### The exercise
Pictures aside, write out every record exactly as it appears.

### Supplied material
+++
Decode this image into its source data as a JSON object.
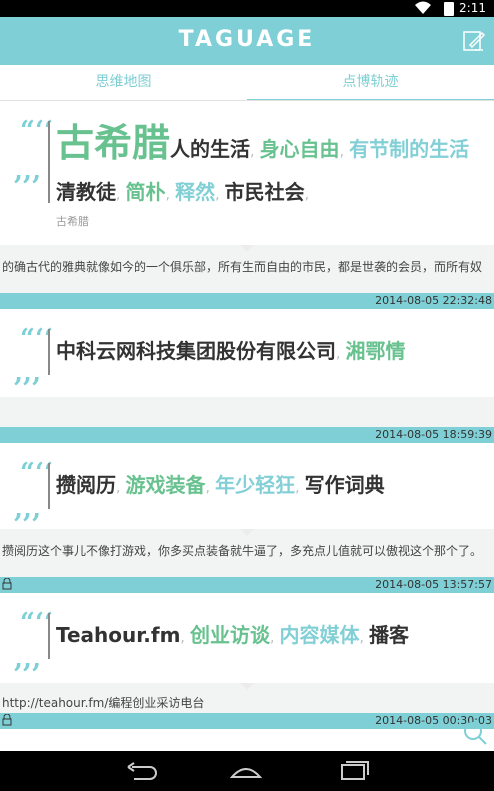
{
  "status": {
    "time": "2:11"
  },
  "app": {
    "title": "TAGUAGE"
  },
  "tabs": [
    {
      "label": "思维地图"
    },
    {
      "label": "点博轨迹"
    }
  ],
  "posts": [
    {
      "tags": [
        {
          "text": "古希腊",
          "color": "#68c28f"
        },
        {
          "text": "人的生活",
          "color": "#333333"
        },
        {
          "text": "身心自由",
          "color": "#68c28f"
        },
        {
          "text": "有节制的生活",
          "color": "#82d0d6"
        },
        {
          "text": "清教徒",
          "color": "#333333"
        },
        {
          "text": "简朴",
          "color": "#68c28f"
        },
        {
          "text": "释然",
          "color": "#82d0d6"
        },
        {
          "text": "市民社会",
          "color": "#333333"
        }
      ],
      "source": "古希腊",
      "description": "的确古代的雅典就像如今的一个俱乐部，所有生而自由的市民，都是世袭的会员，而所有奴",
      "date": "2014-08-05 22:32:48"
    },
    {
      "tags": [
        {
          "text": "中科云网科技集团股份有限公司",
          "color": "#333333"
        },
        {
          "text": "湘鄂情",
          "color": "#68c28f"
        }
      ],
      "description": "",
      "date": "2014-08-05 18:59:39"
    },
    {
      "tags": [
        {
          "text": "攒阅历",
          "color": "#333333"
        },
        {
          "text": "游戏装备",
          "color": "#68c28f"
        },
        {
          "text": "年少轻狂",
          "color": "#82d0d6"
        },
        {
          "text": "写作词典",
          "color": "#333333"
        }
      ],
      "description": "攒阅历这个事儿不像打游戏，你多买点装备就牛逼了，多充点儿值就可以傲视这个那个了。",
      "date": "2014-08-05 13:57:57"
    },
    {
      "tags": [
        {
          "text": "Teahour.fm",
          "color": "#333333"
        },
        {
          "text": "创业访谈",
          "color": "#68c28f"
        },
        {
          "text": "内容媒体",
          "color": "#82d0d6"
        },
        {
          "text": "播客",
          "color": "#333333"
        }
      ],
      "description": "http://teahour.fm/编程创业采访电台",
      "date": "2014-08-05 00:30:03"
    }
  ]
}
+++
### Full solution
Decode this image into its source data as a JSON object.
{
  "status": {
    "time": "2:11"
  },
  "app": {
    "title": "TAGUAGE"
  },
  "tabs": [
    {
      "label": "思维地图"
    },
    {
      "label": "点博轨迹"
    }
  ],
  "posts": [
    {
      "tags": [
        {
          "text": "古希腊",
          "color": "#68c28f"
        },
        {
          "text": "人的生活",
          "color": "#333333"
        },
        {
          "text": "身心自由",
          "color": "#68c28f"
        },
        {
          "text": "有节制的生活",
          "color": "#82d0d6"
        },
        {
          "text": "清教徒",
          "color": "#333333"
        },
        {
          "text": "简朴",
          "color": "#68c28f"
        },
        {
          "text": "释然",
          "color": "#82d0d6"
        },
        {
          "text": "市民社会",
          "color": "#333333"
        }
      ],
      "source": "古希腊",
      "description": "的确古代的雅典就像如今的一个俱乐部，所有生而自由的市民，都是世袭的会员，而所有奴",
      "date": "2014-08-05 22:32:48"
    },
    {
      "tags": [
        {
          "text": "中科云网科技集团股份有限公司",
          "color": "#333333"
        },
        {
          "text": "湘鄂情",
          "color": "#68c28f"
        }
      ],
      "description": "",
      "date": "2014-08-05 18:59:39"
    },
    {
      "tags": [
        {
          "text": "攒阅历",
          "color": "#333333"
        },
        {
          "text": "游戏装备",
          "color": "#68c28f"
        },
        {
          "text": "年少轻狂",
          "color": "#82d0d6"
        },
        {
          "text": "写作词典",
          "color": "#333333"
        }
      ],
      "description": "攒阅历这个事儿不像打游戏，你多买点装备就牛逼了，多充点儿值就可以傲视这个那个了。",
      "date": "2014-08-05 13:57:57"
    },
    {
      "tags": [
        {
          "text": "Teahour.fm",
          "color": "#333333"
        },
        {
          "text": "创业访谈",
          "color": "#68c28f"
        },
        {
          "text": "内容媒体",
          "color": "#82d0d6"
        },
        {
          "text": "播客",
          "color": "#333333"
        }
      ],
      "description": "http://teahour.fm/编程创业采访电台",
      "date": "2014-08-05 00:30:03"
    }
  ]
}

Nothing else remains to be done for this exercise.